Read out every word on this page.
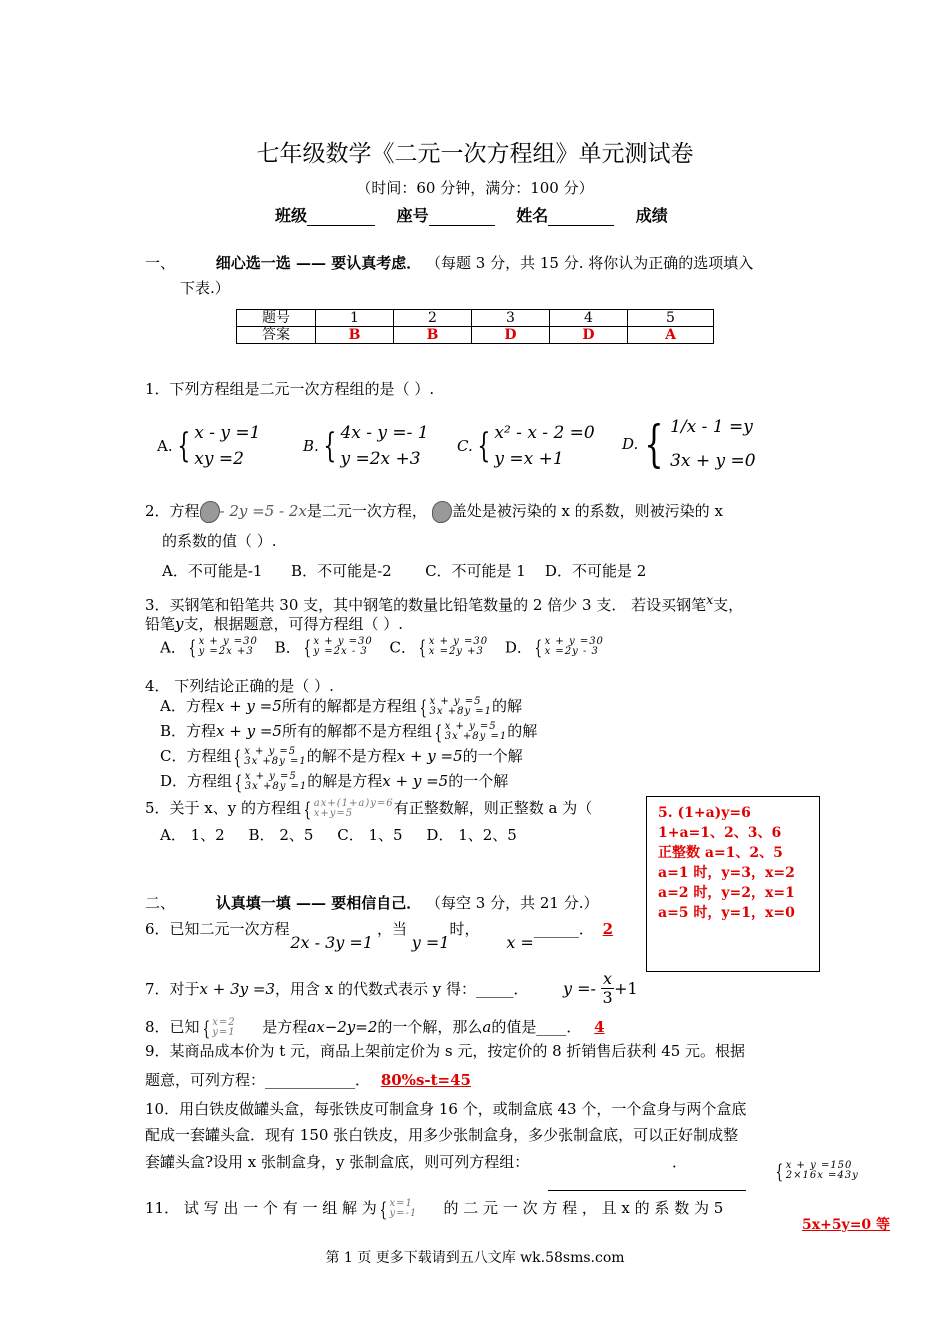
七年级数学《二元一次方程组》单元测试卷
（时间：60 分钟，满分：100 分）
班级	座号	姓名	成绩
一、	细心选一选 —— 要认真考虑． （每题 3 分，共 15 分. 将你认为正确的选项填入
下表.）
题号	1	2	3	4	5
答案	B	B	D	D	A
1．下列方程组是二元一次方程组的是（ ）.
A. { x - y =1
xy =2
B. { 4x - y =- 1
y =2x +3
C. { x² - x - 2 =0
y =x +1
D. { 1/x - 1 =y
3x + y =0
2．方程 - 2y =5 - 2x是二元一次方程， 盖处是被污染的 x 的系数，则被污染的 x
的系数的值（ ）.
A．不可能是-1      B．不可能是-2       C．不可能是 1    D．不可能是 2
3．买钢笔和铅笔共 30 支，其中钢笔的数量比铅笔数量的 2 倍少 3 支． 若设买钢笔$^x$支，
铅笔y支，根据题意，可得方程组（ ）.
A． { x + y =30
y =2x +3 B． { x + y =30
y =2x - 3 C． { x + y =30
x =2y +3 D． { x + y =30
x =2y - 3
4． 下列结论正确的是（ ）.
A．方程x + y =5所有的解都是方程组 { x + y =5
3x +8y =1的解
B．方程x + y =5所有的解都不是方程组 { x + y =5
3x +8y =1的解
C．方程组 { x + y =5
3x +8y =1的解不是方程x + y =5的一个解
D．方程组 { x + y =5
3x +8y =1的解是方程x + y =5的一个解
5．关于 x、y 的方程组 { ax+(1+a)y=6
x+y=5	有正整数解，则正整数 a 为（
A． 1、2     B． 2、5     C． 1、5     D． 1、2、5
5. (1+a)y=6
1+a=1、2、3、6
正整数 a=1、2、5
a=1 时，y=3，x=2
a=2 时，y=2，x=1
a=5 时，y=1，x=0
二、	认真填一填 —— 要相信自己． （每空 3 分，共 21 分.）
6．已知二元一次方程 2x - 3y =1，当 y =1时， x =______． 2
7．对于x + 3y =3，用含 x 的代数式表示 y 得：_____． $y =- \frac{x}{3} +1$
8．已知 { x=2
y=1 是方程ax−2y=2的一个解，那么a的值是____． 4
9．某商品成本价为 t 元，商品上架前定价为 s 元，按定价的 8 折销售后获利 45 元。根据
题意，可列方程：____________． 80%s-t=45
10．用白铁皮做罐头盒，每张铁皮可制盒身 16 个，或制盒底 43 个，一个盒身与两个盒底
配成一套罐头盒．现有 150 张白铁皮，用多少张制盒身，多少张制盒底，可以正好制成整
套罐头盒?设用 x 张制盒身，y 张制盒底，则可列方程组：	．	{ x + y =150
2×16x =43y
11． 试 写 出 一 个 有 一 组 解 为 { x=1
y=-1 的 二 元 一 次 方 程 ， 且 x 的 系 数 为 5
5x+5y=0 等
第 1 页 更多下载请到五八文库 wk.58sms.com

_____

-- Do this --
Make an exact copy of all entries above, dropping the images.

-- The reply --
Read out every word on this page.
七年级数学《二元一次方程组》单元测试卷
（时间：60 分钟，满分：100 分）
班级	座号	姓名	成绩
一、	细心选一选 —— 要认真考虑． （每题 3 分，共 15 分. 将你认为正确的选项填入
下表.）
题号	1	2	3	4	5
答案	B	B	D	D	A
1．下列方程组是二元一次方程组的是（ ）.
A. { x - y =1
xy =2
B. { 4x - y =- 1
y =2x +3
C. { x² - x - 2 =0
y =x +1
D. { 1/x - 1 =y
3x + y =0
2．方程 - 2y =5 - 2x是二元一次方程， 盖处是被污染的 x 的系数，则被污染的 x
的系数的值（ ）.
A．不可能是-1      B．不可能是-2       C．不可能是 1    D．不可能是 2
3．买钢笔和铅笔共 30 支，其中钢笔的数量比铅笔数量的 2 倍少 3 支． 若设买钢笔$^x$支，
铅笔y支，根据题意，可得方程组（ ）.
A． { x + y =30
y =2x +3 B． { x + y =30
y =2x - 3 C． { x + y =30
x =2y +3 D． { x + y =30
x =2y - 3
4． 下列结论正确的是（ ）.
A．方程x + y =5所有的解都是方程组 { x + y =5
3x +8y =1的解
B．方程x + y =5所有的解都不是方程组 { x + y =5
3x +8y =1的解
C．方程组 { x + y =5
3x +8y =1的解不是方程x + y =5的一个解
D．方程组 { x + y =5
3x +8y =1的解是方程x + y =5的一个解
5．关于 x、y 的方程组 { ax+(1+a)y=6
x+y=5	有正整数解，则正整数 a 为（
A． 1、2     B． 2、5     C． 1、5     D． 1、2、5
5. (1+a)y=6
1+a=1、2、3、6
正整数 a=1、2、5
a=1 时，y=3，x=2
a=2 时，y=2，x=1
a=5 时，y=1，x=0
二、	认真填一填 —— 要相信自己． （每空 3 分，共 21 分.）
6．已知二元一次方程 2x - 3y =1，当 y =1时， x =______． 2
7．对于x + 3y =3，用含 x 的代数式表示 y 得：_____． $y =- \frac{x}{3} +1$
8．已知 { x=2
y=1 是方程ax−2y=2的一个解，那么a的值是____． 4
9．某商品成本价为 t 元，商品上架前定价为 s 元，按定价的 8 折销售后获利 45 元。根据
题意，可列方程：____________． 80%s-t=45
10．用白铁皮做罐头盒，每张铁皮可制盒身 16 个，或制盒底 43 个，一个盒身与两个盒底
配成一套罐头盒．现有 150 张白铁皮，用多少张制盒身，多少张制盒底，可以正好制成整
套罐头盒?设用 x 张制盒身，y 张制盒底，则可列方程组：	．	{ x + y =150
2×16x =43y
11． 试 写 出 一 个 有 一 组 解 为 { x=1
y=-1 的 二 元 一 次 方 程 ， 且 x 的 系 数 为 5
5x+5y=0 等
第 1 页 更多下载请到五八文库 wk.58sms.com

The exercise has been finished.